• [Work to be completed]: Look for "meta" in the listing below. Gather each line that contains it.

• [Items]:
= = =

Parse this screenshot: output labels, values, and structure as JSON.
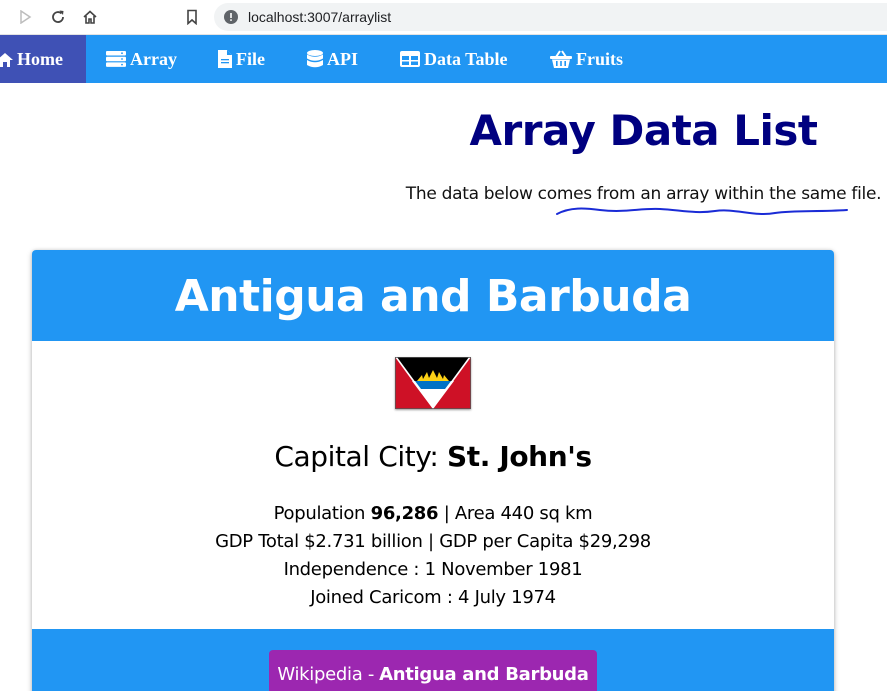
{
  "browser": {
    "url": "localhost:3007/arraylist"
  },
  "nav": {
    "items": [
      {
        "label": "Home",
        "icon": "home-icon"
      },
      {
        "label": "Array",
        "icon": "server-icon"
      },
      {
        "label": "File",
        "icon": "file-icon"
      },
      {
        "label": "API",
        "icon": "database-icon"
      },
      {
        "label": "Data Table",
        "icon": "table-icon"
      },
      {
        "label": "Fruits",
        "icon": "basket-icon"
      }
    ]
  },
  "page": {
    "title": "Array Data List",
    "subtitle": "The data below comes from an array within the same file."
  },
  "country": {
    "name": "Antigua and Barbuda",
    "capital_label": "Capital City:",
    "capital": "St. John's",
    "population_label": "Population",
    "population": "96,286",
    "area": "| Area 440 sq km",
    "gdp": "GDP Total $2.731 billion | GDP per Capita $29,298",
    "independence": "Independence : 1 November 1981",
    "caricom": "Joined Caricom : 4 July 1974",
    "wiki_prefix": "Wikipedia -",
    "wiki_name": "Antigua and Barbuda"
  },
  "colors": {
    "nav_bg": "#2196f3",
    "nav_active": "#3f51b5",
    "title": "#000080",
    "wiki_button": "#9c27b0"
  }
}
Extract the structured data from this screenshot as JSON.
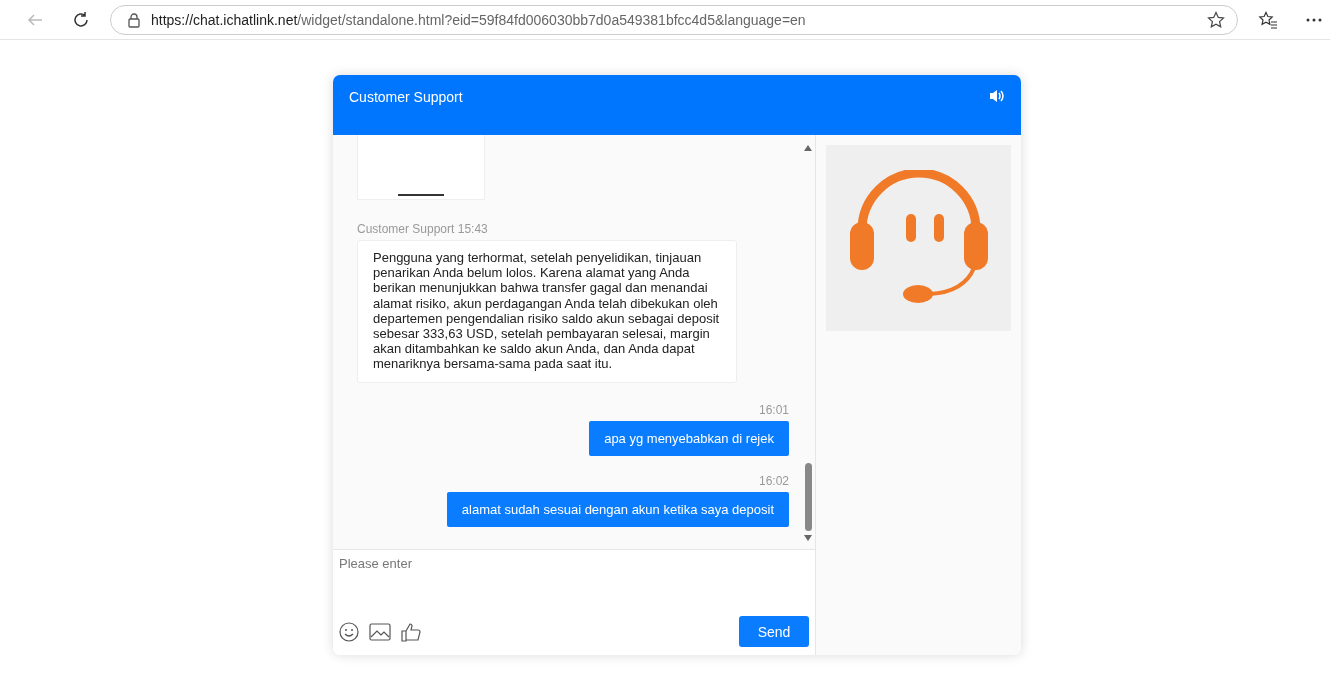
{
  "browser": {
    "url_host": "https://chat.ichatlink.net",
    "url_path": "/widget/standalone.html?eid=59f84fd006030bb7d0a549381bfcc4d5&language=en"
  },
  "chat": {
    "title": "Customer Support",
    "messages": [
      {
        "kind": "image"
      },
      {
        "kind": "agent",
        "meta": "Customer Support 15:43",
        "text": "Pengguna yang terhormat, setelah penyelidikan, tinjauan penarikan Anda belum lolos. Karena alamat yang Anda berikan menunjukkan bahwa transfer gagal dan menandai alamat risiko, akun perdagangan Anda telah dibekukan oleh departemen pengendalian risiko saldo akun sebagai deposit sebesar 333,63 USD, setelah pembayaran selesai, margin akan ditambahkan ke saldo akun Anda, dan Anda dapat menariknya bersama-sama pada saat itu."
      },
      {
        "kind": "user",
        "meta": "16:01",
        "text": "apa yg menyebabkan di rejek"
      },
      {
        "kind": "user",
        "meta": "16:02",
        "text": "alamat sudah sesuai dengan akun ketika saya deposit"
      }
    ],
    "input": {
      "placeholder": "Please enter"
    },
    "send_button": "Send"
  }
}
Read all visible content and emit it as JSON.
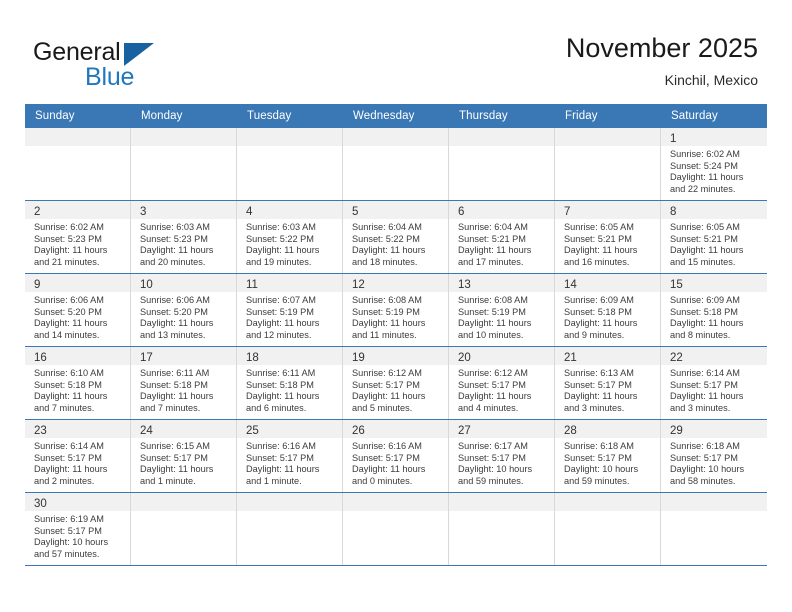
{
  "brand": {
    "name_top": "General",
    "name_bottom": "Blue",
    "accent_color": "#1f77bd",
    "triangle_color": "#18639f"
  },
  "header": {
    "month_title": "November 2025",
    "location": "Kinchil, Mexico",
    "header_band_color": "#3a77b5"
  },
  "weekdays": [
    "Sunday",
    "Monday",
    "Tuesday",
    "Wednesday",
    "Thursday",
    "Friday",
    "Saturday"
  ],
  "weeks": [
    [
      {
        "day": "",
        "sunrise": "",
        "sunset": "",
        "daylight_line1": "",
        "daylight_line2": "",
        "empty": true
      },
      {
        "day": "",
        "sunrise": "",
        "sunset": "",
        "daylight_line1": "",
        "daylight_line2": "",
        "empty": true
      },
      {
        "day": "",
        "sunrise": "",
        "sunset": "",
        "daylight_line1": "",
        "daylight_line2": "",
        "empty": true
      },
      {
        "day": "",
        "sunrise": "",
        "sunset": "",
        "daylight_line1": "",
        "daylight_line2": "",
        "empty": true
      },
      {
        "day": "",
        "sunrise": "",
        "sunset": "",
        "daylight_line1": "",
        "daylight_line2": "",
        "empty": true
      },
      {
        "day": "",
        "sunrise": "",
        "sunset": "",
        "daylight_line1": "",
        "daylight_line2": "",
        "empty": true
      },
      {
        "day": "1",
        "sunrise": "Sunrise: 6:02 AM",
        "sunset": "Sunset: 5:24 PM",
        "daylight_line1": "Daylight: 11 hours",
        "daylight_line2": "and 22 minutes.",
        "empty": false
      }
    ],
    [
      {
        "day": "2",
        "sunrise": "Sunrise: 6:02 AM",
        "sunset": "Sunset: 5:23 PM",
        "daylight_line1": "Daylight: 11 hours",
        "daylight_line2": "and 21 minutes.",
        "empty": false
      },
      {
        "day": "3",
        "sunrise": "Sunrise: 6:03 AM",
        "sunset": "Sunset: 5:23 PM",
        "daylight_line1": "Daylight: 11 hours",
        "daylight_line2": "and 20 minutes.",
        "empty": false
      },
      {
        "day": "4",
        "sunrise": "Sunrise: 6:03 AM",
        "sunset": "Sunset: 5:22 PM",
        "daylight_line1": "Daylight: 11 hours",
        "daylight_line2": "and 19 minutes.",
        "empty": false
      },
      {
        "day": "5",
        "sunrise": "Sunrise: 6:04 AM",
        "sunset": "Sunset: 5:22 PM",
        "daylight_line1": "Daylight: 11 hours",
        "daylight_line2": "and 18 minutes.",
        "empty": false
      },
      {
        "day": "6",
        "sunrise": "Sunrise: 6:04 AM",
        "sunset": "Sunset: 5:21 PM",
        "daylight_line1": "Daylight: 11 hours",
        "daylight_line2": "and 17 minutes.",
        "empty": false
      },
      {
        "day": "7",
        "sunrise": "Sunrise: 6:05 AM",
        "sunset": "Sunset: 5:21 PM",
        "daylight_line1": "Daylight: 11 hours",
        "daylight_line2": "and 16 minutes.",
        "empty": false
      },
      {
        "day": "8",
        "sunrise": "Sunrise: 6:05 AM",
        "sunset": "Sunset: 5:21 PM",
        "daylight_line1": "Daylight: 11 hours",
        "daylight_line2": "and 15 minutes.",
        "empty": false
      }
    ],
    [
      {
        "day": "9",
        "sunrise": "Sunrise: 6:06 AM",
        "sunset": "Sunset: 5:20 PM",
        "daylight_line1": "Daylight: 11 hours",
        "daylight_line2": "and 14 minutes.",
        "empty": false
      },
      {
        "day": "10",
        "sunrise": "Sunrise: 6:06 AM",
        "sunset": "Sunset: 5:20 PM",
        "daylight_line1": "Daylight: 11 hours",
        "daylight_line2": "and 13 minutes.",
        "empty": false
      },
      {
        "day": "11",
        "sunrise": "Sunrise: 6:07 AM",
        "sunset": "Sunset: 5:19 PM",
        "daylight_line1": "Daylight: 11 hours",
        "daylight_line2": "and 12 minutes.",
        "empty": false
      },
      {
        "day": "12",
        "sunrise": "Sunrise: 6:08 AM",
        "sunset": "Sunset: 5:19 PM",
        "daylight_line1": "Daylight: 11 hours",
        "daylight_line2": "and 11 minutes.",
        "empty": false
      },
      {
        "day": "13",
        "sunrise": "Sunrise: 6:08 AM",
        "sunset": "Sunset: 5:19 PM",
        "daylight_line1": "Daylight: 11 hours",
        "daylight_line2": "and 10 minutes.",
        "empty": false
      },
      {
        "day": "14",
        "sunrise": "Sunrise: 6:09 AM",
        "sunset": "Sunset: 5:18 PM",
        "daylight_line1": "Daylight: 11 hours",
        "daylight_line2": "and 9 minutes.",
        "empty": false
      },
      {
        "day": "15",
        "sunrise": "Sunrise: 6:09 AM",
        "sunset": "Sunset: 5:18 PM",
        "daylight_line1": "Daylight: 11 hours",
        "daylight_line2": "and 8 minutes.",
        "empty": false
      }
    ],
    [
      {
        "day": "16",
        "sunrise": "Sunrise: 6:10 AM",
        "sunset": "Sunset: 5:18 PM",
        "daylight_line1": "Daylight: 11 hours",
        "daylight_line2": "and 7 minutes.",
        "empty": false
      },
      {
        "day": "17",
        "sunrise": "Sunrise: 6:11 AM",
        "sunset": "Sunset: 5:18 PM",
        "daylight_line1": "Daylight: 11 hours",
        "daylight_line2": "and 7 minutes.",
        "empty": false
      },
      {
        "day": "18",
        "sunrise": "Sunrise: 6:11 AM",
        "sunset": "Sunset: 5:18 PM",
        "daylight_line1": "Daylight: 11 hours",
        "daylight_line2": "and 6 minutes.",
        "empty": false
      },
      {
        "day": "19",
        "sunrise": "Sunrise: 6:12 AM",
        "sunset": "Sunset: 5:17 PM",
        "daylight_line1": "Daylight: 11 hours",
        "daylight_line2": "and 5 minutes.",
        "empty": false
      },
      {
        "day": "20",
        "sunrise": "Sunrise: 6:12 AM",
        "sunset": "Sunset: 5:17 PM",
        "daylight_line1": "Daylight: 11 hours",
        "daylight_line2": "and 4 minutes.",
        "empty": false
      },
      {
        "day": "21",
        "sunrise": "Sunrise: 6:13 AM",
        "sunset": "Sunset: 5:17 PM",
        "daylight_line1": "Daylight: 11 hours",
        "daylight_line2": "and 3 minutes.",
        "empty": false
      },
      {
        "day": "22",
        "sunrise": "Sunrise: 6:14 AM",
        "sunset": "Sunset: 5:17 PM",
        "daylight_line1": "Daylight: 11 hours",
        "daylight_line2": "and 3 minutes.",
        "empty": false
      }
    ],
    [
      {
        "day": "23",
        "sunrise": "Sunrise: 6:14 AM",
        "sunset": "Sunset: 5:17 PM",
        "daylight_line1": "Daylight: 11 hours",
        "daylight_line2": "and 2 minutes.",
        "empty": false
      },
      {
        "day": "24",
        "sunrise": "Sunrise: 6:15 AM",
        "sunset": "Sunset: 5:17 PM",
        "daylight_line1": "Daylight: 11 hours",
        "daylight_line2": "and 1 minute.",
        "empty": false
      },
      {
        "day": "25",
        "sunrise": "Sunrise: 6:16 AM",
        "sunset": "Sunset: 5:17 PM",
        "daylight_line1": "Daylight: 11 hours",
        "daylight_line2": "and 1 minute.",
        "empty": false
      },
      {
        "day": "26",
        "sunrise": "Sunrise: 6:16 AM",
        "sunset": "Sunset: 5:17 PM",
        "daylight_line1": "Daylight: 11 hours",
        "daylight_line2": "and 0 minutes.",
        "empty": false
      },
      {
        "day": "27",
        "sunrise": "Sunrise: 6:17 AM",
        "sunset": "Sunset: 5:17 PM",
        "daylight_line1": "Daylight: 10 hours",
        "daylight_line2": "and 59 minutes.",
        "empty": false
      },
      {
        "day": "28",
        "sunrise": "Sunrise: 6:18 AM",
        "sunset": "Sunset: 5:17 PM",
        "daylight_line1": "Daylight: 10 hours",
        "daylight_line2": "and 59 minutes.",
        "empty": false
      },
      {
        "day": "29",
        "sunrise": "Sunrise: 6:18 AM",
        "sunset": "Sunset: 5:17 PM",
        "daylight_line1": "Daylight: 10 hours",
        "daylight_line2": "and 58 minutes.",
        "empty": false
      }
    ],
    [
      {
        "day": "30",
        "sunrise": "Sunrise: 6:19 AM",
        "sunset": "Sunset: 5:17 PM",
        "daylight_line1": "Daylight: 10 hours",
        "daylight_line2": "and 57 minutes.",
        "empty": false
      },
      {
        "day": "",
        "sunrise": "",
        "sunset": "",
        "daylight_line1": "",
        "daylight_line2": "",
        "empty": true
      },
      {
        "day": "",
        "sunrise": "",
        "sunset": "",
        "daylight_line1": "",
        "daylight_line2": "",
        "empty": true
      },
      {
        "day": "",
        "sunrise": "",
        "sunset": "",
        "daylight_line1": "",
        "daylight_line2": "",
        "empty": true
      },
      {
        "day": "",
        "sunrise": "",
        "sunset": "",
        "daylight_line1": "",
        "daylight_line2": "",
        "empty": true
      },
      {
        "day": "",
        "sunrise": "",
        "sunset": "",
        "daylight_line1": "",
        "daylight_line2": "",
        "empty": true
      },
      {
        "day": "",
        "sunrise": "",
        "sunset": "",
        "daylight_line1": "",
        "daylight_line2": "",
        "empty": true
      }
    ]
  ]
}
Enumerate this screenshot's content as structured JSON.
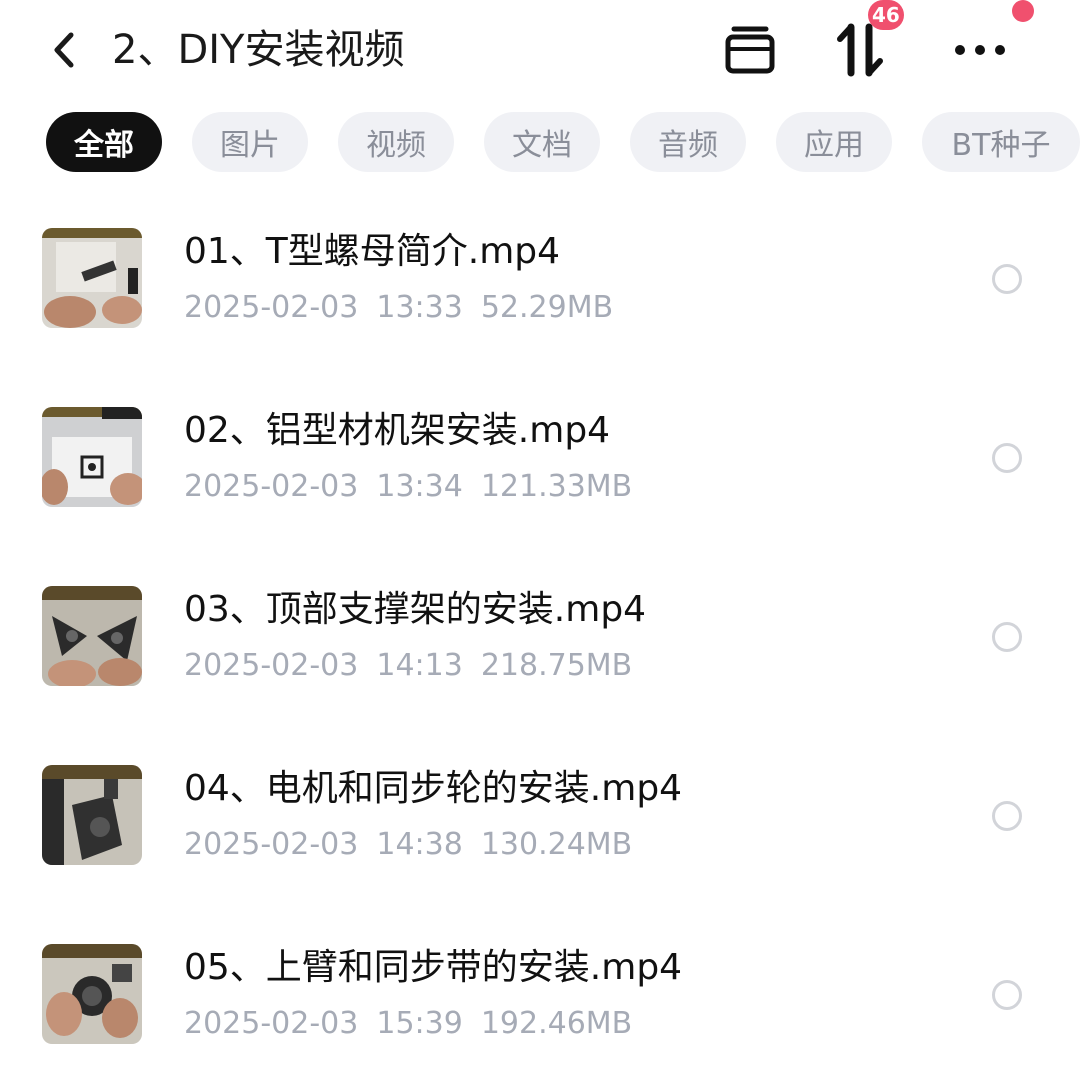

= = =

• [Exercise answer]:
        "meta": "Customer Support 15:43",
        "meta": "16:01",
        "meta": "16:02",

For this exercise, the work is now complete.